[GIVEN PROBLEM]
Each record must be retyped in full. No character may differ.

[SUPPLIED RECORDS]
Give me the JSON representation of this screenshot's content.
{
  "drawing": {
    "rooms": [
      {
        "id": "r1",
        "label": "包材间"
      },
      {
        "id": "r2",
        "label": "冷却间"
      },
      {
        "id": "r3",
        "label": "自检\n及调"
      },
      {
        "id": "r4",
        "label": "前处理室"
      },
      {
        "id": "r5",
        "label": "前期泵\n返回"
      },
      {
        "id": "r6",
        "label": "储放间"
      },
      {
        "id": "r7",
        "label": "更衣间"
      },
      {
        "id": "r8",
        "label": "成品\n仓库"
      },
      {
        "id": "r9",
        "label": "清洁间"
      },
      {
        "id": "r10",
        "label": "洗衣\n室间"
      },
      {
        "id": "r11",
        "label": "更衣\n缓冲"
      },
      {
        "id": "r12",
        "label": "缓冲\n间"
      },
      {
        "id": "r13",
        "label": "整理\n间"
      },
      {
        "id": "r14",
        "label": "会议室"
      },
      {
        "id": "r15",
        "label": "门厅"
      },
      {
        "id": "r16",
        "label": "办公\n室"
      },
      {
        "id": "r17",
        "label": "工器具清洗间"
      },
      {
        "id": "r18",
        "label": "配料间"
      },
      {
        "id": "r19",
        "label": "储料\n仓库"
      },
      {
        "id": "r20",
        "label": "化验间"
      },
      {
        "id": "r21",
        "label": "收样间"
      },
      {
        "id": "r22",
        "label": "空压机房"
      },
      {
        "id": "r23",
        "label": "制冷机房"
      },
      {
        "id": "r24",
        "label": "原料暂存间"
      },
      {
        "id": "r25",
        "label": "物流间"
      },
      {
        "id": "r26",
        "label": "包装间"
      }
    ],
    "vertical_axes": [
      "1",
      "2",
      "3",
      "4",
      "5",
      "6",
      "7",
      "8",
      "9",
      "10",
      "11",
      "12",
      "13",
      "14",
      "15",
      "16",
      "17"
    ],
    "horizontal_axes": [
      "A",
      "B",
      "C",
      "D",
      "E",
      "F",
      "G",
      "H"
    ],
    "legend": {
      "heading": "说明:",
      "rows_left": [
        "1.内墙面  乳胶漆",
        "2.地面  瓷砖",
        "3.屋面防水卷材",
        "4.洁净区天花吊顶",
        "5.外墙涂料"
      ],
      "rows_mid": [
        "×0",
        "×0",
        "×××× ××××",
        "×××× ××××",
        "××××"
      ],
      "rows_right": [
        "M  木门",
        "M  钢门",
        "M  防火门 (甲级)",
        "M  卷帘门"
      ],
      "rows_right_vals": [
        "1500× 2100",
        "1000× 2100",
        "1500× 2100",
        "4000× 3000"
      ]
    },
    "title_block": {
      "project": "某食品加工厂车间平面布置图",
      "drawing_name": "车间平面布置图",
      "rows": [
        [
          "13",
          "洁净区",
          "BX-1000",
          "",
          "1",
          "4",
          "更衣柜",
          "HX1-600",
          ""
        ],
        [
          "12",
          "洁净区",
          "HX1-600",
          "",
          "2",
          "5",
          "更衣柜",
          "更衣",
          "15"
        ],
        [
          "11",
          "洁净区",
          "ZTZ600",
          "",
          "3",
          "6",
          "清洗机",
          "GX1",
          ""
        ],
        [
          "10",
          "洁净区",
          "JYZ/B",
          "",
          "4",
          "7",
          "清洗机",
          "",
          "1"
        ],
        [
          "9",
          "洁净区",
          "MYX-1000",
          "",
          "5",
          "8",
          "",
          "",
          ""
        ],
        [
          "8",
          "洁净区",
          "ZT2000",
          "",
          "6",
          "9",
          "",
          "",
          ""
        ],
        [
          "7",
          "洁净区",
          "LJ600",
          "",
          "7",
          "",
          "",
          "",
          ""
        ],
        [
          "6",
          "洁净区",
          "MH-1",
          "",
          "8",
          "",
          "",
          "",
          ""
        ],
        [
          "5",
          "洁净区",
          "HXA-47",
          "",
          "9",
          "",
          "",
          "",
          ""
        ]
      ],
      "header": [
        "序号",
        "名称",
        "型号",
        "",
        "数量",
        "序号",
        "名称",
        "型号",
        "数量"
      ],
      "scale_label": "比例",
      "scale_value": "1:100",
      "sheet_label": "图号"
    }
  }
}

[EXERCISE SOLUTION]
Give me the JSON representation of this screenshot's content.
{
  "drawing": {
    "rooms": [
      {
        "id": "r1",
        "label": "包材间"
      },
      {
        "id": "r2",
        "label": "冷却间"
      },
      {
        "id": "r3",
        "label": "自检\n及调"
      },
      {
        "id": "r4",
        "label": "前处理室"
      },
      {
        "id": "r5",
        "label": "前期泵\n返回"
      },
      {
        "id": "r6",
        "label": "储放间"
      },
      {
        "id": "r7",
        "label": "更衣间"
      },
      {
        "id": "r8",
        "label": "成品\n仓库"
      },
      {
        "id": "r9",
        "label": "清洁间"
      },
      {
        "id": "r10",
        "label": "洗衣\n室间"
      },
      {
        "id": "r11",
        "label": "更衣\n缓冲"
      },
      {
        "id": "r12",
        "label": "缓冲\n间"
      },
      {
        "id": "r13",
        "label": "整理\n间"
      },
      {
        "id": "r14",
        "label": "会议室"
      },
      {
        "id": "r15",
        "label": "门厅"
      },
      {
        "id": "r16",
        "label": "办公\n室"
      },
      {
        "id": "r17",
        "label": "工器具清洗间"
      },
      {
        "id": "r18",
        "label": "配料间"
      },
      {
        "id": "r19",
        "label": "储料\n仓库"
      },
      {
        "id": "r20",
        "label": "化验间"
      },
      {
        "id": "r21",
        "label": "收样间"
      },
      {
        "id": "r22",
        "label": "空压机房"
      },
      {
        "id": "r23",
        "label": "制冷机房"
      },
      {
        "id": "r24",
        "label": "原料暂存间"
      },
      {
        "id": "r25",
        "label": "物流间"
      },
      {
        "id": "r26",
        "label": "包装间"
      }
    ],
    "vertical_axes": [
      "1",
      "2",
      "3",
      "4",
      "5",
      "6",
      "7",
      "8",
      "9",
      "10",
      "11",
      "12",
      "13",
      "14",
      "15",
      "16",
      "17"
    ],
    "horizontal_axes": [
      "A",
      "B",
      "C",
      "D",
      "E",
      "F",
      "G",
      "H"
    ],
    "legend": {
      "heading": "说明:",
      "rows_left": [
        "1.内墙面  乳胶漆",
        "2.地面  瓷砖",
        "3.屋面防水卷材",
        "4.洁净区天花吊顶",
        "5.外墙涂料"
      ],
      "rows_mid": [
        "×0",
        "×0",
        "×××× ××××",
        "×××× ××××",
        "××××"
      ],
      "rows_right": [
        "M  木门",
        "M  钢门",
        "M  防火门 (甲级)",
        "M  卷帘门"
      ],
      "rows_right_vals": [
        "1500× 2100",
        "1000× 2100",
        "1500× 2100",
        "4000× 3000"
      ]
    },
    "title_block": {
      "project": "某食品加工厂车间平面布置图",
      "drawing_name": "车间平面布置图",
      "rows": [
        [
          "13",
          "洁净区",
          "BX-1000",
          "",
          "1",
          "4",
          "更衣柜",
          "HX1-600",
          ""
        ],
        [
          "12",
          "洁净区",
          "HX1-600",
          "",
          "2",
          "5",
          "更衣柜",
          "更衣",
          "15"
        ],
        [
          "11",
          "洁净区",
          "ZTZ600",
          "",
          "3",
          "6",
          "清洗机",
          "GX1",
          ""
        ],
        [
          "10",
          "洁净区",
          "JYZ/B",
          "",
          "4",
          "7",
          "清洗机",
          "",
          "1"
        ],
        [
          "9",
          "洁净区",
          "MYX-1000",
          "",
          "5",
          "8",
          "",
          "",
          ""
        ],
        [
          "8",
          "洁净区",
          "ZT2000",
          "",
          "6",
          "9",
          "",
          "",
          ""
        ],
        [
          "7",
          "洁净区",
          "LJ600",
          "",
          "7",
          "",
          "",
          "",
          ""
        ],
        [
          "6",
          "洁净区",
          "MH-1",
          "",
          "8",
          "",
          "",
          "",
          ""
        ],
        [
          "5",
          "洁净区",
          "HXA-47",
          "",
          "9",
          "",
          "",
          "",
          ""
        ]
      ],
      "header": [
        "序号",
        "名称",
        "型号",
        "",
        "数量",
        "序号",
        "名称",
        "型号",
        "数量"
      ],
      "scale_label": "比例",
      "scale_value": "1:100",
      "sheet_label": "图号"
    }
  }
}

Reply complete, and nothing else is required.